[start of Given entries]

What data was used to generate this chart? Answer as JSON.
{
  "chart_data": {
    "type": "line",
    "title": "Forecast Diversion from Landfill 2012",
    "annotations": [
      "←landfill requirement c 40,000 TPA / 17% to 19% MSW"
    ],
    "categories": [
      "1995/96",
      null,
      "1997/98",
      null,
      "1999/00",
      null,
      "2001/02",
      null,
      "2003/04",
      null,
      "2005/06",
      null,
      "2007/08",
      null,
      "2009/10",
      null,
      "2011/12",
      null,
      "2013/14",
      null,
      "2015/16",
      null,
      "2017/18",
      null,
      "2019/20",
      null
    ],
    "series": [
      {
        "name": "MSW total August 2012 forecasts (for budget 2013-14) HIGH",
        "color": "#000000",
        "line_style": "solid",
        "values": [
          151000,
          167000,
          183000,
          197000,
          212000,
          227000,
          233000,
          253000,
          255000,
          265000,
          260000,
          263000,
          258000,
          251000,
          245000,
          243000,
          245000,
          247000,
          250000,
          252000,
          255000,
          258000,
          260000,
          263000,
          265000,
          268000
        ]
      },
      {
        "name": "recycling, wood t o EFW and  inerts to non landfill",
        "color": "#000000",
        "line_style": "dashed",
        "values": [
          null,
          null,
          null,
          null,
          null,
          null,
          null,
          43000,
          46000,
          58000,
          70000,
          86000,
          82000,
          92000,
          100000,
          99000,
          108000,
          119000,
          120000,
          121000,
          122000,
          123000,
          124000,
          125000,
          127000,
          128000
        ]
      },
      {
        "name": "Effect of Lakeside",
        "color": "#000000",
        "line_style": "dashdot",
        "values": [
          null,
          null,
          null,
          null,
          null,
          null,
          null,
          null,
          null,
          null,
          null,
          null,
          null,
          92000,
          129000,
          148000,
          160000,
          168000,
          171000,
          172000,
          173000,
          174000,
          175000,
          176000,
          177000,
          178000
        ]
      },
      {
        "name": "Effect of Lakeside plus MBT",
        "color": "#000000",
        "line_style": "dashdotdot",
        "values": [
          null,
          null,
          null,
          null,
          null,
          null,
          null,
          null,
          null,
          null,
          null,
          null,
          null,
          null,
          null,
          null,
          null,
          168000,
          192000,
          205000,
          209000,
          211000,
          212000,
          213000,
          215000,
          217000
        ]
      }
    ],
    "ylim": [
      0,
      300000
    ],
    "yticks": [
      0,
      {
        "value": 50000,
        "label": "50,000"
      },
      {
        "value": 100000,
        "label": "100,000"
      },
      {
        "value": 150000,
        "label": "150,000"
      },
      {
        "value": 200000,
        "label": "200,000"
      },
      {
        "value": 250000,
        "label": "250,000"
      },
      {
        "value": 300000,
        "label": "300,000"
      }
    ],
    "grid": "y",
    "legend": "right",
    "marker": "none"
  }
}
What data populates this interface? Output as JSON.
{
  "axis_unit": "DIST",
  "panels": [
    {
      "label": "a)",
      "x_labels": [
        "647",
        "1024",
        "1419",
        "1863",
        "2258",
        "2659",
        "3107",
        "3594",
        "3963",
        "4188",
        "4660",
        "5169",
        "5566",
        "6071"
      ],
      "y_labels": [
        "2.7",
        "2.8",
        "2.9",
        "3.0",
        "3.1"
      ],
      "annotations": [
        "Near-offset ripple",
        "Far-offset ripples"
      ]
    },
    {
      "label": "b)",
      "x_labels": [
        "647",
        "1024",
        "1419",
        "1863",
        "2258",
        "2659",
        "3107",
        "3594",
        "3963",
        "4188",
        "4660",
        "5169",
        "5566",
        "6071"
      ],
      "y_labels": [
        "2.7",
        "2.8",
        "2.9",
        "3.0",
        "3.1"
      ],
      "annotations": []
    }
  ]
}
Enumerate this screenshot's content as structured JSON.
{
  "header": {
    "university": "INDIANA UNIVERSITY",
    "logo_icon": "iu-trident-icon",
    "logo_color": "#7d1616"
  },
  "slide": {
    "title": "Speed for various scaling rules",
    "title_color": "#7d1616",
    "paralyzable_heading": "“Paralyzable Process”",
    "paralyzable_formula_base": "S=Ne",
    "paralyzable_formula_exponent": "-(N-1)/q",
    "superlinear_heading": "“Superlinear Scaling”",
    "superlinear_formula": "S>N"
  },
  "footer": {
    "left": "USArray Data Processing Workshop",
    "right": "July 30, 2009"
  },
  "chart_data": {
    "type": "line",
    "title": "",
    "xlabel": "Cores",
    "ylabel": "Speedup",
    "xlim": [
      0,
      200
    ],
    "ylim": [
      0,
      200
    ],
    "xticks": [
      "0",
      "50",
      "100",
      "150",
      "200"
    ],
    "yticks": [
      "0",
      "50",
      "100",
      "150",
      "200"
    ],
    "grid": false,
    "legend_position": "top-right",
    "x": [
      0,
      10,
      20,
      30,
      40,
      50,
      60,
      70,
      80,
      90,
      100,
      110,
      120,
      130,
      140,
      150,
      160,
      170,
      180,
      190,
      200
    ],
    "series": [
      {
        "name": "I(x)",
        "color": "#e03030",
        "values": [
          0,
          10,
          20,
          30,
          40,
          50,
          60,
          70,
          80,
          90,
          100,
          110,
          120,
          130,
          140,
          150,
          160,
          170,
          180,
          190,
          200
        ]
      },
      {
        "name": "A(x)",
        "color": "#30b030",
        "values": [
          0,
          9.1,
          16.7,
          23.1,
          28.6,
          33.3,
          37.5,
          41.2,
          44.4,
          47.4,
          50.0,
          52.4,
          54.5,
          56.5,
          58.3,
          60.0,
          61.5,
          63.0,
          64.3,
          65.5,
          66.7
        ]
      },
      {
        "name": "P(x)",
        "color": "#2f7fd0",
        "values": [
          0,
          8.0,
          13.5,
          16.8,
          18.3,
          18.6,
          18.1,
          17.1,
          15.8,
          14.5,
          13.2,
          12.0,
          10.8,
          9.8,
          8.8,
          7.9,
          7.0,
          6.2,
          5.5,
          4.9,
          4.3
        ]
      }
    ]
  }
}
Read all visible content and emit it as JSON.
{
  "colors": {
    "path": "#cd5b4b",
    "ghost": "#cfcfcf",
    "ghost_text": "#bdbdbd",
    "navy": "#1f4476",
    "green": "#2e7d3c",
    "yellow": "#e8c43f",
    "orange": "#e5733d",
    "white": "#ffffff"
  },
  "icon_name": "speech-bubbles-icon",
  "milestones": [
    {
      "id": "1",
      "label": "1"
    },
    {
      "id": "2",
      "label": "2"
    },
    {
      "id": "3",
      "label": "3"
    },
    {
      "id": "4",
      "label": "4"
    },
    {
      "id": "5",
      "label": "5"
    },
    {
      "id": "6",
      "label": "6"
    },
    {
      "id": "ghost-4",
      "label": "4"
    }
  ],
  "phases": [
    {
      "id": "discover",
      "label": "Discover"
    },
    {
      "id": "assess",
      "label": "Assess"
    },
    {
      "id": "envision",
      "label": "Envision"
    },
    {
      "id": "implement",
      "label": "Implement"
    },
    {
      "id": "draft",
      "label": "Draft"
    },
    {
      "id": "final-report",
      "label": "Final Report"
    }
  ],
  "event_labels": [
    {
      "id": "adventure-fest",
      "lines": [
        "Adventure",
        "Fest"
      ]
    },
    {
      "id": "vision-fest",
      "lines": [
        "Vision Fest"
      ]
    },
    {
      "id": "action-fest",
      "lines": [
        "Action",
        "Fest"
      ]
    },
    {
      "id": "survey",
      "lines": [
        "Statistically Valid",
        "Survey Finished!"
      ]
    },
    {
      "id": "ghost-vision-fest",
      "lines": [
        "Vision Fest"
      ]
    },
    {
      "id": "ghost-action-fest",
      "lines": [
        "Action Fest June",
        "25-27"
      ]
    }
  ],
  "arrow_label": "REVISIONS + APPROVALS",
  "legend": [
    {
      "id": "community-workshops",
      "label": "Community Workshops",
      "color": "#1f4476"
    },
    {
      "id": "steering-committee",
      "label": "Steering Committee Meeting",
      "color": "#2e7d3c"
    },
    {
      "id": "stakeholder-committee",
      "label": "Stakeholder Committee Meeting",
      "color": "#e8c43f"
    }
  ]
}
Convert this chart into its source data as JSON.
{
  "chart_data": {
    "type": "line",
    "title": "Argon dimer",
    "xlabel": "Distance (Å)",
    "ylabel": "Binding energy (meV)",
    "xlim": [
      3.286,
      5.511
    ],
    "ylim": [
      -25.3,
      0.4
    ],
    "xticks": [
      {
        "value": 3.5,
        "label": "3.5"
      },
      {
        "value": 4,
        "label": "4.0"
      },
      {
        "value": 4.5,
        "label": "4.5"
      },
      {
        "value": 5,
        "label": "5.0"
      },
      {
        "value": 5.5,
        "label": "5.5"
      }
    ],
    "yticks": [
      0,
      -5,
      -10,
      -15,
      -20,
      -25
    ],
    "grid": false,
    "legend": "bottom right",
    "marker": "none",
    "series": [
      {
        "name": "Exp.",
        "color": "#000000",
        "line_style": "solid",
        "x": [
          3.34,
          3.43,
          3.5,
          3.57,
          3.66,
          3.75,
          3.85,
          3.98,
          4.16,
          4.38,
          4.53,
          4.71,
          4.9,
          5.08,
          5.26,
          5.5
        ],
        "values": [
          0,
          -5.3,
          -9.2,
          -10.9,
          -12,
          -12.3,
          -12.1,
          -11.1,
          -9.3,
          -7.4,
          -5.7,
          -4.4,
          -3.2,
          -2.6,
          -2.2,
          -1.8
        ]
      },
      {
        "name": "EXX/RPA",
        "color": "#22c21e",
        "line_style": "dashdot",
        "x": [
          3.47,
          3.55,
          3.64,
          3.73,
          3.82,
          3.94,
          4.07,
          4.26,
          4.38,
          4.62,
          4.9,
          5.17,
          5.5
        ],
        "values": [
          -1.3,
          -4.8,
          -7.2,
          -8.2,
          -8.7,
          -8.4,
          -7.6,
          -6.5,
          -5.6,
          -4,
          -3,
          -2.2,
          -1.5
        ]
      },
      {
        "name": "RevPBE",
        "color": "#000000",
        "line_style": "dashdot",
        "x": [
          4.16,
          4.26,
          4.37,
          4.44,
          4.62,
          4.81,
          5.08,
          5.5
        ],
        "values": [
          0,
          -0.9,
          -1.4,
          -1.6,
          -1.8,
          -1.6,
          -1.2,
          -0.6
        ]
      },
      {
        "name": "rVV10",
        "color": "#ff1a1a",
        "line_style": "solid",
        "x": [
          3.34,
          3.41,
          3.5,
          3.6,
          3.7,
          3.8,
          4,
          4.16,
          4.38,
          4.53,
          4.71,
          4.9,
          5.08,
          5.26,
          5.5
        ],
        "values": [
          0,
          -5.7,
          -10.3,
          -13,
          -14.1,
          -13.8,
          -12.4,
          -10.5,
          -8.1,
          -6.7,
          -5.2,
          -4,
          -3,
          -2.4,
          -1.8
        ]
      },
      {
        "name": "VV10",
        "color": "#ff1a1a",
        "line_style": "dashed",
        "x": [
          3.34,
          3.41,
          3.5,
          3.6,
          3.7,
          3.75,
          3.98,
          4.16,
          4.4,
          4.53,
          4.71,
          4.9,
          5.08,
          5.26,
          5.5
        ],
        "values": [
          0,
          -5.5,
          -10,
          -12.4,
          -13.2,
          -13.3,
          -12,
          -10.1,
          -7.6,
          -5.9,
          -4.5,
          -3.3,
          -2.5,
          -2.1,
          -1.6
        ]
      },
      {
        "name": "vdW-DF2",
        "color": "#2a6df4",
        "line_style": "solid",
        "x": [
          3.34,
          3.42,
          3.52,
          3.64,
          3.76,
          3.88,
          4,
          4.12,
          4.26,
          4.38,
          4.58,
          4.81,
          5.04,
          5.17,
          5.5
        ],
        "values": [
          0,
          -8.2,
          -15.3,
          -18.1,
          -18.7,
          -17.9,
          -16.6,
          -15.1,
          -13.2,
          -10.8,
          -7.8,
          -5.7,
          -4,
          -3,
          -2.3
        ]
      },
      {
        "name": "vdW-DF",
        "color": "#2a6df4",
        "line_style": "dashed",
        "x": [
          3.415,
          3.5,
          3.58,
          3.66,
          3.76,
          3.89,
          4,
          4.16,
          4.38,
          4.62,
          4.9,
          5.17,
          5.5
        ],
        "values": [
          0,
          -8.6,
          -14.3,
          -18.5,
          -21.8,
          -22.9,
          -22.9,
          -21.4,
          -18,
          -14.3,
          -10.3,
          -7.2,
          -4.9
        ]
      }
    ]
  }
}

[end of Given entries]

Copy every line above that holds the word "What".

* [Correct output]
What data was used to generate this chart? Answer as JSON.
What data populates this interface? Output as JSON.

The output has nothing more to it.